# start of Given entries
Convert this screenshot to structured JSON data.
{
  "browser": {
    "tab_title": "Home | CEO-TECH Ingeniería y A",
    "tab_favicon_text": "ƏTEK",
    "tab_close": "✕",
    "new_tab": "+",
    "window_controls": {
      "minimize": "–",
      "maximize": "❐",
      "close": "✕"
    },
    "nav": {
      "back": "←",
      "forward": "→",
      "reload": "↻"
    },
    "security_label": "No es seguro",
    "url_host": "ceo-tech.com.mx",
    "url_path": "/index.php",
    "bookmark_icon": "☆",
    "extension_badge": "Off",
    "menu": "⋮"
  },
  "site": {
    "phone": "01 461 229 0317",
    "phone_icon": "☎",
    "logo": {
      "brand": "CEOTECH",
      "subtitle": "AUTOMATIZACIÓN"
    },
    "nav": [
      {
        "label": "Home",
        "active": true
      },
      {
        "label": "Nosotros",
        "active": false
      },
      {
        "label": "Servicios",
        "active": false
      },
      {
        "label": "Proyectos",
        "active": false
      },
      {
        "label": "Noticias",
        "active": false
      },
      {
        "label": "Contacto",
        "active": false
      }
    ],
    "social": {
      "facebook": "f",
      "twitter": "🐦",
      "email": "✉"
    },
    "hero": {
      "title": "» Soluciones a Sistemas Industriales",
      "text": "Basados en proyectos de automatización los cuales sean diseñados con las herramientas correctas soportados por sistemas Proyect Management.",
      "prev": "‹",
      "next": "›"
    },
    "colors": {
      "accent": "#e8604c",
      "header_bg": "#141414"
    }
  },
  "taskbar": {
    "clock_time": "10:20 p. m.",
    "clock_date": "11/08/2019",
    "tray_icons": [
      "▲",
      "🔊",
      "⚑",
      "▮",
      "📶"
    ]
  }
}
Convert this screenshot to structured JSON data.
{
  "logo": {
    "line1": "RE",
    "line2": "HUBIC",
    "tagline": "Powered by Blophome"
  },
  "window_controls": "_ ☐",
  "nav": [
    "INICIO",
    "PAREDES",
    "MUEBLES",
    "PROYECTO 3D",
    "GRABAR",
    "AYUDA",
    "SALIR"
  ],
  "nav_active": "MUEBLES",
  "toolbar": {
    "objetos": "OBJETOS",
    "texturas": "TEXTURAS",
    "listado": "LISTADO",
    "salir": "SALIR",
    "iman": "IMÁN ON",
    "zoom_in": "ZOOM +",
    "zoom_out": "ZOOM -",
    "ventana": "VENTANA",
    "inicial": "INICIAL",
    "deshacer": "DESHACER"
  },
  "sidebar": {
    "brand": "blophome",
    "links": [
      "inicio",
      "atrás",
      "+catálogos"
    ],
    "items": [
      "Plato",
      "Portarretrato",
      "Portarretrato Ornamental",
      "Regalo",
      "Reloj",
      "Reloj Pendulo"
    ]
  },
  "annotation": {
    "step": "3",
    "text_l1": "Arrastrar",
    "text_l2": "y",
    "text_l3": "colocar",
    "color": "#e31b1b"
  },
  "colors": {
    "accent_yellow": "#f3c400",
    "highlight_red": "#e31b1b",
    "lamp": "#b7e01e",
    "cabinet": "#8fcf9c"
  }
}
# end of Given entries
** Required work **
Reproduce the listing above word for word.

** Reply to the task **
Convert this screenshot to structured JSON data.
{
  "browser": {
    "tab_title": "Home | CEO-TECH Ingeniería y A",
    "tab_favicon_text": "ƏTEK",
    "tab_close": "✕",
    "new_tab": "+",
    "window_controls": {
      "minimize": "–",
      "maximize": "❐",
      "close": "✕"
    },
    "nav": {
      "back": "←",
      "forward": "→",
      "reload": "↻"
    },
    "security_label": "No es seguro",
    "url_host": "ceo-tech.com.mx",
    "url_path": "/index.php",
    "bookmark_icon": "☆",
    "extension_badge": "Off",
    "menu": "⋮"
  },
  "site": {
    "phone": "01 461 229 0317",
    "phone_icon": "☎",
    "logo": {
      "brand": "CEOTECH",
      "subtitle": "AUTOMATIZACIÓN"
    },
    "nav": [
      {
        "label": "Home",
        "active": true
      },
      {
        "label": "Nosotros",
        "active": false
      },
      {
        "label": "Servicios",
        "active": false
      },
      {
        "label": "Proyectos",
        "active": false
      },
      {
        "label": "Noticias",
        "active": false
      },
      {
        "label": "Contacto",
        "active": false
      }
    ],
    "social": {
      "facebook": "f",
      "twitter": "🐦",
      "email": "✉"
    },
    "hero": {
      "title": "» Soluciones a Sistemas Industriales",
      "text": "Basados en proyectos de automatización los cuales sean diseñados con las herramientas correctas soportados por sistemas Proyect Management.",
      "prev": "‹",
      "next": "›"
    },
    "colors": {
      "accent": "#e8604c",
      "header_bg": "#141414"
    }
  },
  "taskbar": {
    "clock_time": "10:20 p. m.",
    "clock_date": "11/08/2019",
    "tray_icons": [
      "▲",
      "🔊",
      "⚑",
      "▮",
      "📶"
    ]
  }
}
Convert this screenshot to structured JSON data.
{
  "logo": {
    "line1": "RE",
    "line2": "HUBIC",
    "tagline": "Powered by Blophome"
  },
  "window_controls": "_ ☐",
  "nav": [
    "INICIO",
    "PAREDES",
    "MUEBLES",
    "PROYECTO 3D",
    "GRABAR",
    "AYUDA",
    "SALIR"
  ],
  "nav_active": "MUEBLES",
  "toolbar": {
    "objetos": "OBJETOS",
    "texturas": "TEXTURAS",
    "listado": "LISTADO",
    "salir": "SALIR",
    "iman": "IMÁN ON",
    "zoom_in": "ZOOM +",
    "zoom_out": "ZOOM -",
    "ventana": "VENTANA",
    "inicial": "INICIAL",
    "deshacer": "DESHACER"
  },
  "sidebar": {
    "brand": "blophome",
    "links": [
      "inicio",
      "atrás",
      "+catálogos"
    ],
    "items": [
      "Plato",
      "Portarretrato",
      "Portarretrato Ornamental",
      "Regalo",
      "Reloj",
      "Reloj Pendulo"
    ]
  },
  "annotation": {
    "step": "3",
    "text_l1": "Arrastrar",
    "text_l2": "y",
    "text_l3": "colocar",
    "color": "#e31b1b"
  },
  "colors": {
    "accent_yellow": "#f3c400",
    "highlight_red": "#e31b1b",
    "lamp": "#b7e01e",
    "cabinet": "#8fcf9c"
  }
}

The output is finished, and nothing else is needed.